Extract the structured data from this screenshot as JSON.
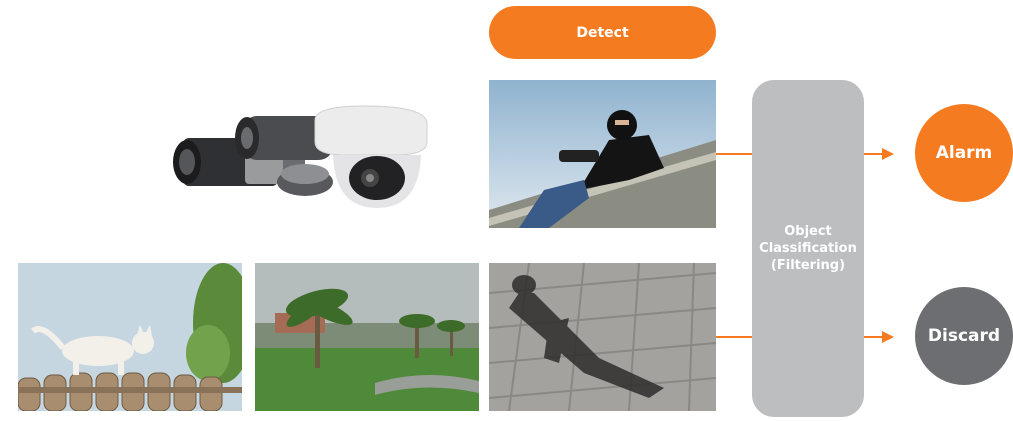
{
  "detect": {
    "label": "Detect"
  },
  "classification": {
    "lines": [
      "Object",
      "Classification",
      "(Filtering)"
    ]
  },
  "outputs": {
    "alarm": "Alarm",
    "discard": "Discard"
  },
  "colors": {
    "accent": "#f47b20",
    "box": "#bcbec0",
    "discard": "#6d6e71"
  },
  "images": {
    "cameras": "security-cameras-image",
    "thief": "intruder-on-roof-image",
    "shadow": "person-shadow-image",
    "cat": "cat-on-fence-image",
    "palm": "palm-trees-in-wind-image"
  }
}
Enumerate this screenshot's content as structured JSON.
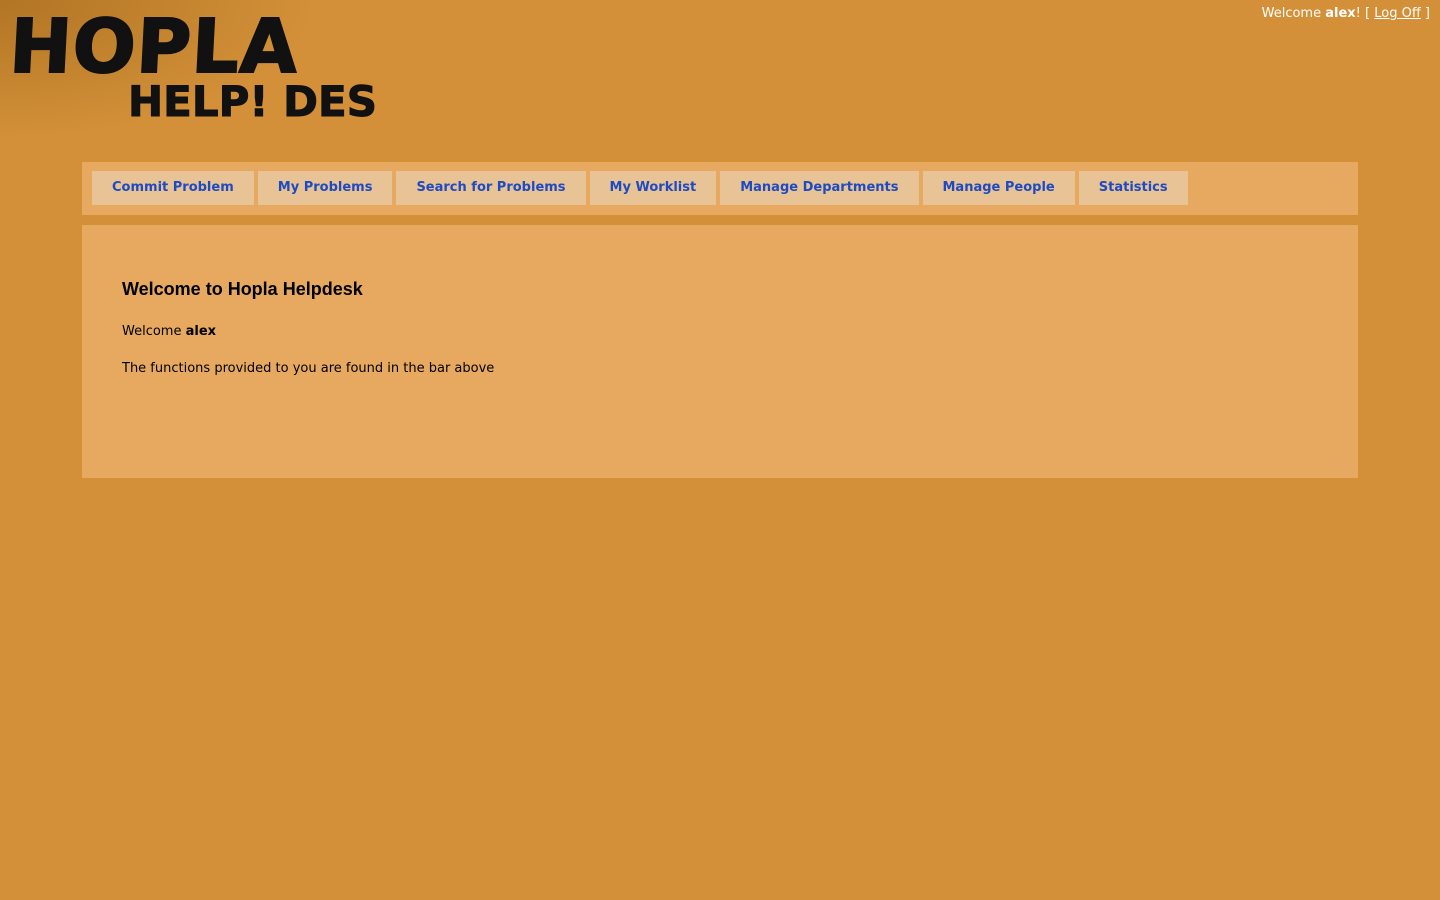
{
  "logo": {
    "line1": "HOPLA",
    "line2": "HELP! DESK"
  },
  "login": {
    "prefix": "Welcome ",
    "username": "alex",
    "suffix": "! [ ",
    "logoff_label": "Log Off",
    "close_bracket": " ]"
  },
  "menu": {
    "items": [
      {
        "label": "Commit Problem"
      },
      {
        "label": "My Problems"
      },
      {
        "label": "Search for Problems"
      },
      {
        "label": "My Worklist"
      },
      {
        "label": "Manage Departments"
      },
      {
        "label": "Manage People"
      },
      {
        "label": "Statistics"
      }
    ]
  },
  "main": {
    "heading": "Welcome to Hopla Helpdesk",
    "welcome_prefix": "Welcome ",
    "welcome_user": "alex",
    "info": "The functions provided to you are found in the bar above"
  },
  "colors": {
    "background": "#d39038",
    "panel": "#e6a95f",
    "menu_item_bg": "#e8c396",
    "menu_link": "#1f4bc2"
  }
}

• • •

• **Exercise aim**:
Return each line with "Problems".

• **The solution**:
        "label": "My Problems"
        "label": "Search for Problems"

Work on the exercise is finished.